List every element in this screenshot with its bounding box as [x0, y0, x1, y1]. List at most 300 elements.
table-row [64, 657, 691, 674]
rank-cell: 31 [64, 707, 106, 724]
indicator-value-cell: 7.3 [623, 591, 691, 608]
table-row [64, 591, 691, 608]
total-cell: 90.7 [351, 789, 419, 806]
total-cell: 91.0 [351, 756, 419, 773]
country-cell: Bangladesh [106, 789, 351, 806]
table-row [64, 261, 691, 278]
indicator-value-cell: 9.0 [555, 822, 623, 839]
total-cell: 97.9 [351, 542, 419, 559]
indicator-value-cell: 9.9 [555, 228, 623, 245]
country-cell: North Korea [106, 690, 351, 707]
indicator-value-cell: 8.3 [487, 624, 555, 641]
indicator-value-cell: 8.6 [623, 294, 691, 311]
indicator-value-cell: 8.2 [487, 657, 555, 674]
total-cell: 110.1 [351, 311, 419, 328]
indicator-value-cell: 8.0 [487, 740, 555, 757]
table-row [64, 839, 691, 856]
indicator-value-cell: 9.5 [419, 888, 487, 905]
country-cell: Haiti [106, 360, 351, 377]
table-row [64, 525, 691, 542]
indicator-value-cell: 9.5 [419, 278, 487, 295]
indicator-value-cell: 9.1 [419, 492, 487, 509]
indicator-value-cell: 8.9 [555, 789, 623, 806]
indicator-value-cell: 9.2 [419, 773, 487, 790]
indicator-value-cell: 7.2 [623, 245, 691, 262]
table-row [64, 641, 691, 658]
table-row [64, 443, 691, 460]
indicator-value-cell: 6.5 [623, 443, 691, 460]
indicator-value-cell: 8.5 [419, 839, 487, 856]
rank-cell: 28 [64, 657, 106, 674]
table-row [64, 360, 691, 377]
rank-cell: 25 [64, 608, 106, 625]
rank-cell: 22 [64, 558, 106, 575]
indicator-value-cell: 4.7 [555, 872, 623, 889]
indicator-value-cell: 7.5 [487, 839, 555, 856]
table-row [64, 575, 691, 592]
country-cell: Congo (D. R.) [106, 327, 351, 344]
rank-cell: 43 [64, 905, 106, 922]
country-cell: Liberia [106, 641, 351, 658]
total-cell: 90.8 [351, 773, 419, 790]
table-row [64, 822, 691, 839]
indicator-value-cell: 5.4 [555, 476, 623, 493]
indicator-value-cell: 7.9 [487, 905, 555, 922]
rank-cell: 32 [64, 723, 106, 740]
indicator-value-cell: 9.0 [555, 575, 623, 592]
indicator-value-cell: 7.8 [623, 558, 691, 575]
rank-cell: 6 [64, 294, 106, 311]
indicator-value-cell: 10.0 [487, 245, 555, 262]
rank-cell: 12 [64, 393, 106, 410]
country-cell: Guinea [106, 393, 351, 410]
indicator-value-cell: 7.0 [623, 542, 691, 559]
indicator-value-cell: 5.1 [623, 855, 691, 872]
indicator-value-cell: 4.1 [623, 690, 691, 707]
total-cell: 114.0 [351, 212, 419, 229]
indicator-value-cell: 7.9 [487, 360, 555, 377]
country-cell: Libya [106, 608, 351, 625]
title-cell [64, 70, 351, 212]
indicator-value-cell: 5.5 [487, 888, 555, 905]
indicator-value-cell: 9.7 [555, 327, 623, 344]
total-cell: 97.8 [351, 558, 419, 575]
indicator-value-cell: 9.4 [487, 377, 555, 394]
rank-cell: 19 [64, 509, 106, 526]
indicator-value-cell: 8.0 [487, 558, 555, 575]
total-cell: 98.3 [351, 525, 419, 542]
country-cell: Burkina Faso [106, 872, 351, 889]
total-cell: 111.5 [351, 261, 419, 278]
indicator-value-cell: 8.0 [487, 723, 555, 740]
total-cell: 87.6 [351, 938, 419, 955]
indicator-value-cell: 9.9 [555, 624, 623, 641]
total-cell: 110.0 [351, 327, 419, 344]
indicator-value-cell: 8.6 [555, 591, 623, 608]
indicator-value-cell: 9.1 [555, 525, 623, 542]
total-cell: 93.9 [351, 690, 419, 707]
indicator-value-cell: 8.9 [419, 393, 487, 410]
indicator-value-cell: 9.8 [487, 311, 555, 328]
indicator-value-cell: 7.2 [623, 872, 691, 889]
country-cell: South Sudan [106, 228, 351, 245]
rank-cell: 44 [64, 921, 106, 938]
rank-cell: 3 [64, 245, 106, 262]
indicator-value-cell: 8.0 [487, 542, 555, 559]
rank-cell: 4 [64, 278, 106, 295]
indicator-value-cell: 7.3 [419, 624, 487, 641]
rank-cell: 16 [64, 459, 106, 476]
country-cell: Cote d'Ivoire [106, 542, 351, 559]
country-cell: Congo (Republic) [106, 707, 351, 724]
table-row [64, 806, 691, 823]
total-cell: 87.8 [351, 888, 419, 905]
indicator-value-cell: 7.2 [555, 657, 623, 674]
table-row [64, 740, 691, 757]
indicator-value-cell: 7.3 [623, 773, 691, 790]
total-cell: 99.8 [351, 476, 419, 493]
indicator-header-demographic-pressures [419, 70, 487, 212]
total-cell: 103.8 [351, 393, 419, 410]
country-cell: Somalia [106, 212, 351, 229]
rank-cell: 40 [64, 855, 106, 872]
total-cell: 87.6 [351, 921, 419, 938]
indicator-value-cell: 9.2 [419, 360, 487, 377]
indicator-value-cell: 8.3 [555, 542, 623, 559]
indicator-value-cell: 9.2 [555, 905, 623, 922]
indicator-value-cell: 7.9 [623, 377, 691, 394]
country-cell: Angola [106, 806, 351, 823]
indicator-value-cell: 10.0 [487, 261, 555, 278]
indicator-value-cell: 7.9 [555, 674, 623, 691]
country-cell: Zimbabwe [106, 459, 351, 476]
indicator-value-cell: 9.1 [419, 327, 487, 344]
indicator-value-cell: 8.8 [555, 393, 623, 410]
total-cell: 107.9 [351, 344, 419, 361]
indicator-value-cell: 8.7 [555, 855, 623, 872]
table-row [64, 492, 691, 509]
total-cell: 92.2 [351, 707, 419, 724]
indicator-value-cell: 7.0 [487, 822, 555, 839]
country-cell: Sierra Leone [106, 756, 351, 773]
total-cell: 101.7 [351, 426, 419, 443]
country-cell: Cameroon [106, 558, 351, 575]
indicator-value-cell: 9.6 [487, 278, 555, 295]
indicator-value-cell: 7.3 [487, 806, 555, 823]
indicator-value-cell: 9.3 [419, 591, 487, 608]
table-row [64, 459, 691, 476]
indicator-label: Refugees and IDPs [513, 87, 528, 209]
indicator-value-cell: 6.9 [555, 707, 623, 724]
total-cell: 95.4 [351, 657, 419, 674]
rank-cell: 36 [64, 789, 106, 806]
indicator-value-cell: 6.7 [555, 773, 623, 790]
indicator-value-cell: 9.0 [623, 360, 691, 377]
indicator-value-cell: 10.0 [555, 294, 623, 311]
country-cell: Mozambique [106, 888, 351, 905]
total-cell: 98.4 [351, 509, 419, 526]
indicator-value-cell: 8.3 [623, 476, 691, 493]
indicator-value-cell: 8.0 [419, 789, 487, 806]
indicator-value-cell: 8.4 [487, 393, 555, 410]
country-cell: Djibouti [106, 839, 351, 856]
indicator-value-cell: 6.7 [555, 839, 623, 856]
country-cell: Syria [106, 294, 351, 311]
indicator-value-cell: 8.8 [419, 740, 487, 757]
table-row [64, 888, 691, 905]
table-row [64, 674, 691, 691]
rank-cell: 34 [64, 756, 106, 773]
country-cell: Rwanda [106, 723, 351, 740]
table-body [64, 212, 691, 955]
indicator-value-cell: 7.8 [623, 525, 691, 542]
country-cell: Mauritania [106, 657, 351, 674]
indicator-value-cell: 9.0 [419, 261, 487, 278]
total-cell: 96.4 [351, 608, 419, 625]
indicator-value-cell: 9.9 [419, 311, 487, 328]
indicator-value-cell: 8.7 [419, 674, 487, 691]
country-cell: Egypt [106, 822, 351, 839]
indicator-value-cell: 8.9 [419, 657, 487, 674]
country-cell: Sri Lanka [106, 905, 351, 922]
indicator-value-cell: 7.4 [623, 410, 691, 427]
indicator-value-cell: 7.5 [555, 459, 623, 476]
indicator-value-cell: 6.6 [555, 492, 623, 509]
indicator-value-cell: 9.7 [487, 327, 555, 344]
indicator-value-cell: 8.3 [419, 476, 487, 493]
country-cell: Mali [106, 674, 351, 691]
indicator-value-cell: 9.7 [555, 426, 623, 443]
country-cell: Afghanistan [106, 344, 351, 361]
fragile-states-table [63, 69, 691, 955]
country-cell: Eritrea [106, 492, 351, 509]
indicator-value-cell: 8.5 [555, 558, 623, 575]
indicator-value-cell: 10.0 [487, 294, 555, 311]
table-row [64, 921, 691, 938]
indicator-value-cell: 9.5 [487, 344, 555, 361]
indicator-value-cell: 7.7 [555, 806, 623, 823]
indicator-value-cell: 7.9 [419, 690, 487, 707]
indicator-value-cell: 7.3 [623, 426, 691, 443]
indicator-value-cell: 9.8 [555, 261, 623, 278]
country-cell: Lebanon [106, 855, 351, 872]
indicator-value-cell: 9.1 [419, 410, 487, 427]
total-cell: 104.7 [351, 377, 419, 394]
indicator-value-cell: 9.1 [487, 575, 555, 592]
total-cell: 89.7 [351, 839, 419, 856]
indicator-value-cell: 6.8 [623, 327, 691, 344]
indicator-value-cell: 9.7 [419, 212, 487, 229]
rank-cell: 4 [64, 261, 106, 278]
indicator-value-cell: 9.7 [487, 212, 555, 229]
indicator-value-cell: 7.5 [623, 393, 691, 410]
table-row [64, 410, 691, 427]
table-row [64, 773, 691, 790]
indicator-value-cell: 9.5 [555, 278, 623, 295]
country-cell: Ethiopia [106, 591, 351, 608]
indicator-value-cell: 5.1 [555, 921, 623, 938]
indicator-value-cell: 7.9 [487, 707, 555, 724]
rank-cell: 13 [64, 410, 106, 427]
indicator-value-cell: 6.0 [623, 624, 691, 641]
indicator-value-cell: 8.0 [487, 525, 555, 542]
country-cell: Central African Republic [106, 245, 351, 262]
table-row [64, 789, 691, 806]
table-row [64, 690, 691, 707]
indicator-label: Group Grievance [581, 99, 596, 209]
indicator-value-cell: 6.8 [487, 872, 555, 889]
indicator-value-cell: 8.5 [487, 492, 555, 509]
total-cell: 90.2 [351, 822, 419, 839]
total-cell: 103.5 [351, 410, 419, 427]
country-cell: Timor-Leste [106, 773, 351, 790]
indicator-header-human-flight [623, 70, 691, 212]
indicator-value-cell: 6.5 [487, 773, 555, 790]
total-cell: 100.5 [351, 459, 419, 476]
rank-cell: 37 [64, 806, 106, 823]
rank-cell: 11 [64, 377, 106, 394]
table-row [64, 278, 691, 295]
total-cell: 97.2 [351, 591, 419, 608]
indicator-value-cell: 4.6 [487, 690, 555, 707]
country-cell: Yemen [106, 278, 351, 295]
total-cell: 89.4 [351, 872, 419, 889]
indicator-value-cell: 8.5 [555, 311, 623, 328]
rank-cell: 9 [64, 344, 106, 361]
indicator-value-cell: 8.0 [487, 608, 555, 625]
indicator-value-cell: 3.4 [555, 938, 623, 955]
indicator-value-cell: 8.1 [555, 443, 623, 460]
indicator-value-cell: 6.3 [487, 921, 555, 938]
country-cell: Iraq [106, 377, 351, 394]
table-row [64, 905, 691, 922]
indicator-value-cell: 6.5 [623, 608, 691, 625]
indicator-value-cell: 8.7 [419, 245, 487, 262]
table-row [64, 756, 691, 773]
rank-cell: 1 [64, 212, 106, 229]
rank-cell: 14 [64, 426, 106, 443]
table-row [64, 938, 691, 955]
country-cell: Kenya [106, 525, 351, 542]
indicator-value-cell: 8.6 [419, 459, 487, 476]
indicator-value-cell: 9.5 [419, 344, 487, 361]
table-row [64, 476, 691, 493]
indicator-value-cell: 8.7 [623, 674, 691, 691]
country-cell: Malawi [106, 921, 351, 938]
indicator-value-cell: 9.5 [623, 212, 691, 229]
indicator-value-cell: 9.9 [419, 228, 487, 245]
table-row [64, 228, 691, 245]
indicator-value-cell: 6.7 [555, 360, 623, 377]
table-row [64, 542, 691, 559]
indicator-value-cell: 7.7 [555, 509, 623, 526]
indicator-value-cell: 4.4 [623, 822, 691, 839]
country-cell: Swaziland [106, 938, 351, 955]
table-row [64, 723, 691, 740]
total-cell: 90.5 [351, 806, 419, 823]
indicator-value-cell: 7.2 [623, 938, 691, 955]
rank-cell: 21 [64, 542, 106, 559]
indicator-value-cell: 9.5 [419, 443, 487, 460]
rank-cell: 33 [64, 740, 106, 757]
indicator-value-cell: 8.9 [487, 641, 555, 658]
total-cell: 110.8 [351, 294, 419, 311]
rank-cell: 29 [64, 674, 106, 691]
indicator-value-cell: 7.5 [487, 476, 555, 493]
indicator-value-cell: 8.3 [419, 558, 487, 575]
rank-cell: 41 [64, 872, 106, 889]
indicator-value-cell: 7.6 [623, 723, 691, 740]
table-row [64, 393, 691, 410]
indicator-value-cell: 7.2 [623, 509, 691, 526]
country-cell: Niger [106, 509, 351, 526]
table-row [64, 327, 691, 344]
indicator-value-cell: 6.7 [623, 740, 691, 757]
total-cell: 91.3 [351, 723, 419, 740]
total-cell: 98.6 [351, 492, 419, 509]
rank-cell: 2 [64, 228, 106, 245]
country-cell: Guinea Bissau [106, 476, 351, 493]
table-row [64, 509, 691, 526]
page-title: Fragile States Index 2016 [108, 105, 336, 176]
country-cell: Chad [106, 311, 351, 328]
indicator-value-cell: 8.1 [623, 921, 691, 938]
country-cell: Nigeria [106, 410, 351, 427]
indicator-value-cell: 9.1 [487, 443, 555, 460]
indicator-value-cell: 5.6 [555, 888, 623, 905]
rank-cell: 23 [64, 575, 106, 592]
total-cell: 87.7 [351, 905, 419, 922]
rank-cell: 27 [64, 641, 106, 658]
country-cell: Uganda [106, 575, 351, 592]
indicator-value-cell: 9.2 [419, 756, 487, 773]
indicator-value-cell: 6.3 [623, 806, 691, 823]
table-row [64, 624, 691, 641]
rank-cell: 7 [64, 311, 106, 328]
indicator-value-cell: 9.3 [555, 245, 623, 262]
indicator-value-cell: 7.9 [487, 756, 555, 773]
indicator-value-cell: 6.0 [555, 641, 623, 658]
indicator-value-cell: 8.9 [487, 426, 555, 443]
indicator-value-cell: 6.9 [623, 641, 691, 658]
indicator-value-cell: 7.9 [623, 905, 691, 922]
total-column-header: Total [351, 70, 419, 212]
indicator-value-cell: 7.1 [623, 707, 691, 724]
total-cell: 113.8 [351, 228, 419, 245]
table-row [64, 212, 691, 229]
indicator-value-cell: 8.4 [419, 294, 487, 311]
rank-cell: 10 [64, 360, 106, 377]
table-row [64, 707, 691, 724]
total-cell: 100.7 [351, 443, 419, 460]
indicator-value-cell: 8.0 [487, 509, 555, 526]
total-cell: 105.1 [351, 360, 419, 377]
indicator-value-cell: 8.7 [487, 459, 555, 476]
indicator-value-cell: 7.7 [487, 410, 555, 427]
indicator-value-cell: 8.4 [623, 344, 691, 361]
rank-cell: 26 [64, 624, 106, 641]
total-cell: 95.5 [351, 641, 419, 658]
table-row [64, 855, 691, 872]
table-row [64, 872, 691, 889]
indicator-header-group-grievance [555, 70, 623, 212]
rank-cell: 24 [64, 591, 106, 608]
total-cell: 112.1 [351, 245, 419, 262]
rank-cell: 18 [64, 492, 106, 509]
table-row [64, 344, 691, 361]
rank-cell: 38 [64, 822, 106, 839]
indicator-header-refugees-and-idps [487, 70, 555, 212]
◆ ◆ ◆ ◆ ◆
## YOUR INSTRUCTIONS
Show each line of the entries above in which the string "Congo" appears.

## ANSWER TO THE PROBLEM
country-cell: Congo (D. R.) [106, 327, 351, 344]
country-cell: Congo (Republic) [106, 707, 351, 724]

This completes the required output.